**Records for the exercise:**
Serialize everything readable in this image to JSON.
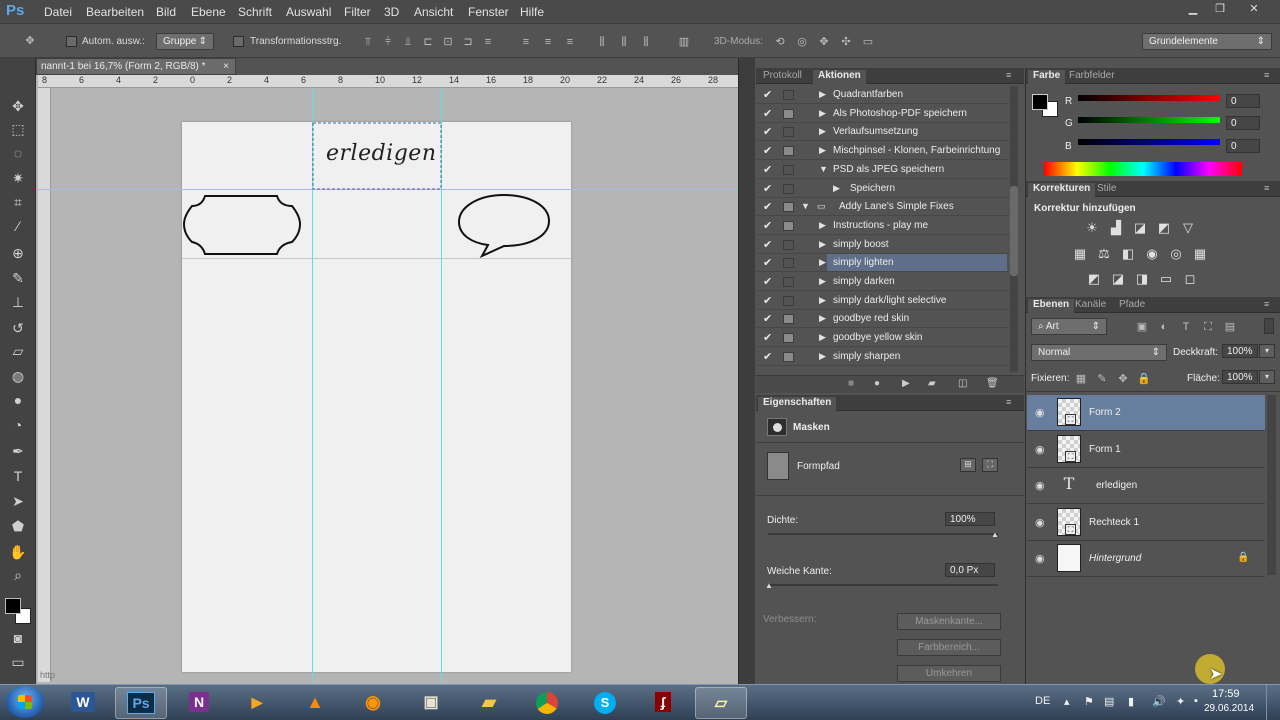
{
  "app": {
    "logo": "Ps"
  },
  "menu": [
    "Datei",
    "Bearbeiten",
    "Bild",
    "Ebene",
    "Schrift",
    "Auswahl",
    "Filter",
    "3D",
    "Ansicht",
    "Fenster",
    "Hilfe"
  ],
  "options": {
    "auto_select_label": "Autom. ausw.:",
    "auto_select_value": "Gruppe",
    "transform_label": "Transformationsstrg.",
    "mode_3d_label": "3D-Modus:",
    "workspace": "Grundelemente"
  },
  "document": {
    "tab_title": "nannt-1 bei 16,7% (Form 2, RGB/8) *",
    "ruler_numbers": [
      "8",
      "6",
      "4",
      "2",
      "0",
      "2",
      "4",
      "6",
      "8",
      "10",
      "12",
      "14",
      "16",
      "18",
      "20",
      "22",
      "24",
      "26",
      "28"
    ],
    "text_layer": "erledigen",
    "status": "http"
  },
  "actions_panel": {
    "tabs": [
      "Protokoll",
      "Aktionen"
    ],
    "rows": [
      {
        "label": "Quadrantfarben",
        "check": "✔",
        "dialog": false,
        "expanded": false,
        "indent": 0
      },
      {
        "label": "Als Photoshop-PDF speichern",
        "check": "✔",
        "dialog": true,
        "expanded": false,
        "indent": 0
      },
      {
        "label": "Verlaufsumsetzung",
        "check": "✔",
        "dialog": false,
        "expanded": false,
        "indent": 0
      },
      {
        "label": "Mischpinsel - Klonen, Farbeinrichtung",
        "check": "✔",
        "dialog": true,
        "expanded": false,
        "indent": 0
      },
      {
        "label": "PSD als JPEG speichern",
        "check": "✔",
        "dialog": false,
        "expanded": true,
        "indent": 0
      },
      {
        "label": "Speichern",
        "check": "✔",
        "dialog": false,
        "expanded": false,
        "indent": 1
      },
      {
        "label": "Addy Lane's Simple Fixes",
        "check": "✔",
        "dialog": true,
        "expanded": true,
        "indent": -1
      },
      {
        "label": "Instructions - play me",
        "check": "✔",
        "dialog": true,
        "expanded": false,
        "indent": 0
      },
      {
        "label": "simply boost",
        "check": "✔",
        "dialog": false,
        "expanded": false,
        "indent": 0
      },
      {
        "label": "simply lighten",
        "check": "✔",
        "dialog": false,
        "expanded": false,
        "indent": 0,
        "selected": true
      },
      {
        "label": "simply darken",
        "check": "✔",
        "dialog": false,
        "expanded": false,
        "indent": 0
      },
      {
        "label": "simply dark/light selective",
        "check": "✔",
        "dialog": false,
        "expanded": false,
        "indent": 0
      },
      {
        "label": "goodbye red skin",
        "check": "✔",
        "dialog": true,
        "expanded": false,
        "indent": 0
      },
      {
        "label": "goodbye yellow skin",
        "check": "✔",
        "dialog": true,
        "expanded": false,
        "indent": 0
      },
      {
        "label": "simply sharpen",
        "check": "✔",
        "dialog": true,
        "expanded": false,
        "indent": 0
      }
    ]
  },
  "properties_panel": {
    "tab": "Eigenschaften",
    "masks_label": "Masken",
    "formpfad_label": "Formpfad",
    "density_label": "Dichte:",
    "density_value": "100%",
    "feather_label": "Weiche Kante:",
    "feather_value": "0,0 Px",
    "refine_label": "Verbessern:",
    "btn_mask_edge": "Maskenkante...",
    "btn_color_range": "Farbbereich...",
    "btn_invert": "Umkehren"
  },
  "color_panel": {
    "tabs": [
      "Farbe",
      "Farbfelder"
    ],
    "channels": [
      {
        "label": "R",
        "value": "0"
      },
      {
        "label": "G",
        "value": "0"
      },
      {
        "label": "B",
        "value": "0"
      }
    ]
  },
  "adjustments_panel": {
    "tabs": [
      "Korrekturen",
      "Stile"
    ],
    "add_label": "Korrektur hinzufügen"
  },
  "layers_panel": {
    "tabs": [
      "Ebenen",
      "Kanäle",
      "Pfade"
    ],
    "filter_kind": "Art",
    "blend_mode": "Normal",
    "opacity_label": "Deckkraft:",
    "opacity_value": "100%",
    "lock_label": "Fixieren:",
    "fill_label": "Fläche:",
    "fill_value": "100%",
    "layers": [
      {
        "name": "Form 2",
        "selected": true,
        "type": "shape"
      },
      {
        "name": "Form 1",
        "selected": false,
        "type": "shape"
      },
      {
        "name": "erledigen",
        "selected": false,
        "type": "text"
      },
      {
        "name": "Rechteck 1",
        "selected": false,
        "type": "shape"
      },
      {
        "name": "Hintergrund",
        "selected": false,
        "type": "background"
      }
    ]
  },
  "taskbar": {
    "lang": "DE",
    "time": "17:59",
    "date": "29.06.2014"
  }
}
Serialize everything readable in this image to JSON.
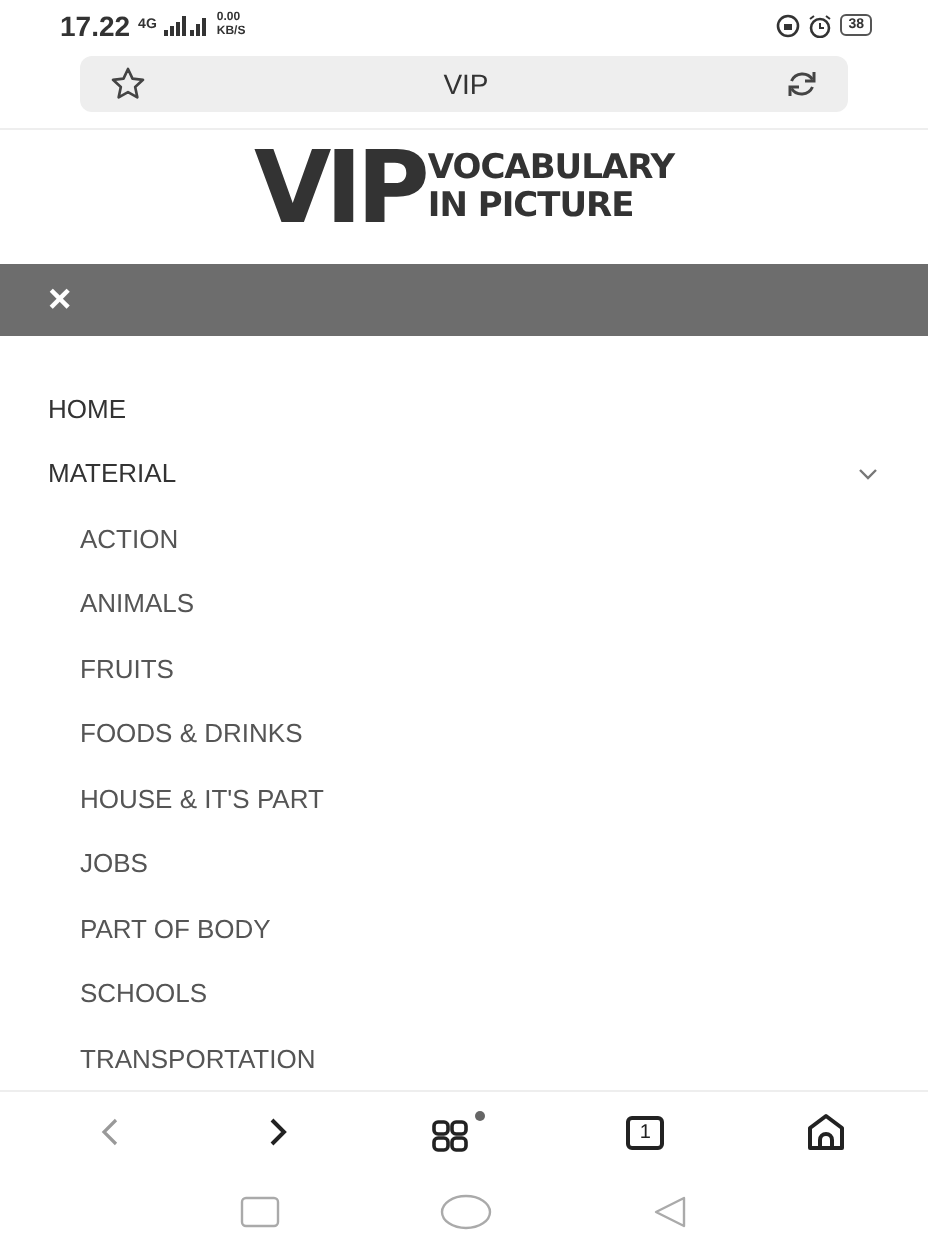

**Written problem:** Your task is to reproduce all of the material exactly. The pictures stay out.

**Solution to this task:**
Serialize everything readable in this image to JSON.
{
  "app": {
    "logo": "Ps"
  },
  "menu": [
    "Datei",
    "Bearbeiten",
    "Bild",
    "Ebene",
    "Schrift",
    "Auswahl",
    "Filter",
    "3D",
    "Ansicht",
    "Fenster",
    "Hilfe"
  ],
  "options": {
    "auto_select_label": "Autom. ausw.:",
    "auto_select_value": "Gruppe",
    "transform_label": "Transformationsstrg.",
    "mode_3d_label": "3D-Modus:",
    "workspace": "Grundelemente"
  },
  "document": {
    "tab_title": "nannt-1 bei 16,7% (Form 2, RGB/8) *",
    "ruler_numbers": [
      "8",
      "6",
      "4",
      "2",
      "0",
      "2",
      "4",
      "6",
      "8",
      "10",
      "12",
      "14",
      "16",
      "18",
      "20",
      "22",
      "24",
      "26",
      "28"
    ],
    "text_layer": "erledigen",
    "status": "http"
  },
  "actions_panel": {
    "tabs": [
      "Protokoll",
      "Aktionen"
    ],
    "rows": [
      {
        "label": "Quadrantfarben",
        "check": "✔",
        "dialog": false,
        "expanded": false,
        "indent": 0
      },
      {
        "label": "Als Photoshop-PDF speichern",
        "check": "✔",
        "dialog": true,
        "expanded": false,
        "indent": 0
      },
      {
        "label": "Verlaufsumsetzung",
        "check": "✔",
        "dialog": false,
        "expanded": false,
        "indent": 0
      },
      {
        "label": "Mischpinsel - Klonen, Farbeinrichtung",
        "check": "✔",
        "dialog": true,
        "expanded": false,
        "indent": 0
      },
      {
        "label": "PSD als JPEG speichern",
        "check": "✔",
        "dialog": false,
        "expanded": true,
        "indent": 0
      },
      {
        "label": "Speichern",
        "check": "✔",
        "dialog": false,
        "expanded": false,
        "indent": 1
      },
      {
        "label": "Addy Lane's Simple Fixes",
        "check": "✔",
        "dialog": true,
        "expanded": true,
        "indent": -1
      },
      {
        "label": "Instructions - play me",
        "check": "✔",
        "dialog": true,
        "expanded": false,
        "indent": 0
      },
      {
        "label": "simply boost",
        "check": "✔",
        "dialog": false,
        "expanded": false,
        "indent": 0
      },
      {
        "label": "simply lighten",
        "check": "✔",
        "dialog": false,
        "expanded": false,
        "indent": 0,
        "selected": true
      },
      {
        "label": "simply darken",
        "check": "✔",
        "dialog": false,
        "expanded": false,
        "indent": 0
      },
      {
        "label": "simply dark/light selective",
        "check": "✔",
        "dialog": false,
        "expanded": false,
        "indent": 0
      },
      {
        "label": "goodbye red skin",
        "check": "✔",
        "dialog": true,
        "expanded": false,
        "indent": 0
      },
      {
        "label": "goodbye yellow skin",
        "check": "✔",
        "dialog": true,
        "expanded": false,
        "indent": 0
      },
      {
        "label": "simply sharpen",
        "check": "✔",
        "dialog": true,
        "expanded": false,
        "indent": 0
      }
    ]
  },
  "properties_panel": {
    "tab": "Eigenschaften",
    "masks_label": "Masken",
    "formpfad_label": "Formpfad",
    "density_label": "Dichte:",
    "density_value": "100%",
    "feather_label": "Weiche Kante:",
    "feather_value": "0,0 Px",
    "refine_label": "Verbessern:",
    "btn_mask_edge": "Maskenkante...",
    "btn_color_range": "Farbbereich...",
    "btn_invert": "Umkehren"
  },
  "color_panel": {
    "tabs": [
      "Farbe",
      "Farbfelder"
    ],
    "channels": [
      {
        "label": "R",
        "value": "0"
      },
      {
        "label": "G",
        "value": "0"
      },
      {
        "label": "B",
        "value": "0"
      }
    ]
  },
  "adjustments_panel": {
    "tabs": [
      "Korrekturen",
      "Stile"
    ],
    "add_label": "Korrektur hinzufügen"
  },
  "layers_panel": {
    "tabs": [
      "Ebenen",
      "Kanäle",
      "Pfade"
    ],
    "filter_kind": "Art",
    "blend_mode": "Normal",
    "opacity_label": "Deckkraft:",
    "opacity_value": "100%",
    "lock_label": "Fixieren:",
    "fill_label": "Fläche:",
    "fill_value": "100%",
    "layers": [
      {
        "name": "Form 2",
        "selected": true,
        "type": "shape"
      },
      {
        "name": "Form 1",
        "selected": false,
        "type": "shape"
      },
      {
        "name": "erledigen",
        "selected": false,
        "type": "text"
      },
      {
        "name": "Rechteck 1",
        "selected": false,
        "type": "shape"
      },
      {
        "name": "Hintergrund",
        "selected": false,
        "type": "background"
      }
    ]
  },
  "taskbar": {
    "lang": "DE",
    "time": "17:59",
    "date": "29.06.2014"
  }
}
Serialize everything readable in this image to JSON.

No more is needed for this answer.